◆ Passage ◆
════════════════════
Sermons That Work

The Parable of the Laborer…, Proper 20 (A) – 1996

September 15, 1996


The Parable of the Laborers in the Vineyard

The Scripture today resonates with the challenge, “Come, labor on.” It has been said that we are what we do all day so that’s probably why we so often ask people we have just met, “What is it that you do?” In fact, our labor has such a profoundly personal aspect to it that deep feelings are held about the value others ascribe to our work. But let’s face it, work can be monotonous, stressful, or difficult. I went into an office the other day and a worker had a sign on his desk which said, “I have job security, because nobody wants my job!” It is not always money. Some positions are paid by honor, power, or some other reward. Spiritually, work can be seen as a gift from God with a corresponding measure of gratitude or ingratitude based on how meaningful the work seems.
════════════════════
◆ Data ◆
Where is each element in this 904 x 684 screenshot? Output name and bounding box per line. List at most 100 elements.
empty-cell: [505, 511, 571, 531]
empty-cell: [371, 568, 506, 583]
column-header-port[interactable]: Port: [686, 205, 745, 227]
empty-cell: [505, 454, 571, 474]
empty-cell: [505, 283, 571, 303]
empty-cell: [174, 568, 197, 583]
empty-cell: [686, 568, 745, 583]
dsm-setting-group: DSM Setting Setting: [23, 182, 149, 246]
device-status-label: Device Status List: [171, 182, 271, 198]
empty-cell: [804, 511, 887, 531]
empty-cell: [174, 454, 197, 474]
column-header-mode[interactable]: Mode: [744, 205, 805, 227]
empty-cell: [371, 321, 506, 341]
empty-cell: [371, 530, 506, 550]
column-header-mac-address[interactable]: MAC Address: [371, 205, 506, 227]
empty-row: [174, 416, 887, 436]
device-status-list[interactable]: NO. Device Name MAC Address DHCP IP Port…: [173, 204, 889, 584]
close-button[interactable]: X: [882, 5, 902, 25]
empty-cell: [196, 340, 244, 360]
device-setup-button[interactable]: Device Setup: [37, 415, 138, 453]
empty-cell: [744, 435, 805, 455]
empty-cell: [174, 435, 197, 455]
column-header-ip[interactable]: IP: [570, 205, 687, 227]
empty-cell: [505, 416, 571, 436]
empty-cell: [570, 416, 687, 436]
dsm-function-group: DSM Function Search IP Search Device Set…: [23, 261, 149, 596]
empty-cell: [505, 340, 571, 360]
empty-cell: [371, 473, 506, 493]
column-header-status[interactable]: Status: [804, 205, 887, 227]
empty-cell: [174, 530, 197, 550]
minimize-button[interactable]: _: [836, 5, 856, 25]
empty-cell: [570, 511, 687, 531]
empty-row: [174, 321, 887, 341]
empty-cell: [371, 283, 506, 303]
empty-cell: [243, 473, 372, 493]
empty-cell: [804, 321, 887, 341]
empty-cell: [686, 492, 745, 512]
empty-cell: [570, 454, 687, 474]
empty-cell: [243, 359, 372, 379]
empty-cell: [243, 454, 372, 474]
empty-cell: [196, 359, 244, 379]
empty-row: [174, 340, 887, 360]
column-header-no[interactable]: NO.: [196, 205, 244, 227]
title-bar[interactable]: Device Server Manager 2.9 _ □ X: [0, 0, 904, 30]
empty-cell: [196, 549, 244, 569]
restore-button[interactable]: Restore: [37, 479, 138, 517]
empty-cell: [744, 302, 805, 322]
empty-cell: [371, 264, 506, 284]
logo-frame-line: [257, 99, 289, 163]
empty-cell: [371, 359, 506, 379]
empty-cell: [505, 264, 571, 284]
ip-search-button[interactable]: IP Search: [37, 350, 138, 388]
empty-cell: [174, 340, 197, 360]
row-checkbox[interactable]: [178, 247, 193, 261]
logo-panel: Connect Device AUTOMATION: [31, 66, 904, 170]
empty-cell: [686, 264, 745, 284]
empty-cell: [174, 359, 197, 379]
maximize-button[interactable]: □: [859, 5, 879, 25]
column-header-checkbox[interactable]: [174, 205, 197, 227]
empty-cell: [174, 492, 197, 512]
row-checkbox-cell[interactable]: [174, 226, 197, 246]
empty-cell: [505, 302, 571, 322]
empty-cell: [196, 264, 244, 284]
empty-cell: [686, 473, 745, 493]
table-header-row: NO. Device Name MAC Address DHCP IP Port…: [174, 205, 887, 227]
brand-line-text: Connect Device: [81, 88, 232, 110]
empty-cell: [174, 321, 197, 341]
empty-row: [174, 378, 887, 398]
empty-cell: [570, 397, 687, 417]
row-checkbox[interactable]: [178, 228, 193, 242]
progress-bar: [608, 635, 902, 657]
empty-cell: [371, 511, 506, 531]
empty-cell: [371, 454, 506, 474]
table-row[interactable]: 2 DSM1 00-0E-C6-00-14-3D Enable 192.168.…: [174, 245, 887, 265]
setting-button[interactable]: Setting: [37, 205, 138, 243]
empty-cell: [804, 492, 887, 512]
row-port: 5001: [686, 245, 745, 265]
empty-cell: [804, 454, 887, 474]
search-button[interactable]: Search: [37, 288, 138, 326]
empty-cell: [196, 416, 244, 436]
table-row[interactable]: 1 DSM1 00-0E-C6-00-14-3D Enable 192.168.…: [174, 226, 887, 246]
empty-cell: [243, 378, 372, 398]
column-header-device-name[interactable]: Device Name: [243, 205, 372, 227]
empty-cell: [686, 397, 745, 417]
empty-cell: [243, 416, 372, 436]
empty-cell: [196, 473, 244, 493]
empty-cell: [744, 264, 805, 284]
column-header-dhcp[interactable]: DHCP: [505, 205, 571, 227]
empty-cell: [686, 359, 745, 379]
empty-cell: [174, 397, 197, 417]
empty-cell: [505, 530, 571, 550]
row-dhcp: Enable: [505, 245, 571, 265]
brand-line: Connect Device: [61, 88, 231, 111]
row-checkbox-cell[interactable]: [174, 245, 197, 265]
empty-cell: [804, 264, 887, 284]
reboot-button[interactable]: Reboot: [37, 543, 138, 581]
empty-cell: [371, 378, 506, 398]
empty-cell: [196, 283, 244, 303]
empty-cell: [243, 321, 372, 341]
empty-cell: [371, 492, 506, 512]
════════════════════
◆ Goals ◆
• 1. Reproduce the part of the sermon that opens with "The Parable of the Laborers" and closes with "the work seems.", changing "monotonous" to "tedious".
• 2. Carry on the sermon about the laborers in the vineyard, starting after its final sentence.

◆ The answers ◆
• 1.
The Parable of the Laborers in the Vineyard

The Scripture today resonates with the challenge, “Come, labor on.” It has been said that we are what we do all day so that’s probably why we so often ask people we have just met, “What is it that you do?” In fact, our labor has such a profoundly personal aspect to it that deep feelings are held about the value others ascribe to our work. But let’s face it, work can be tedious, stressful, or difficult. I went into an office the other day and a worker had a sign on his desk which said, “I have job security, because nobody wants my job!” It is not always money. Some positions are paid by honor, power, or some other reward. Spiritually, work can be seen as a gift from God with a corresponding measure of gratitude or ingratitude based on how meaningful the work seems.

• 2.
After becoming a priest, I went back to school to earn a Ph.D. I accumulated about ten years of higher education in the process. Along the way, I had to work several part-time jobs to support my family. One of the jobs that I did was on a construction site. One rainy morning just before I finish my studies, I was asked by the foreman to shovel up the mud that had fallen into the street from the big trucks leaving the work site. The foreman said wryly that it was his graduation present to me. It was a dirty job, but someone had to do it. As I worked near a traffic light, I looked up to see a pristine white Cadillac just stopping at the signal. My eyes met those of a proper looking middle-aged woman driving the spotless vehicle. As I continued to work, I happened to see that the woman behind the wheel was lowering the passenger window and I thought perhaps she needed directions. But going over to the car, the woman said to me with all the seriousness of a dedicated disciplinarian, “You know, young man, if you had stayed in school, you wouldn’t be doing what you are doing today.” As she sped away, all that I could muster to thank that woman for her sage advice was a wave and smile.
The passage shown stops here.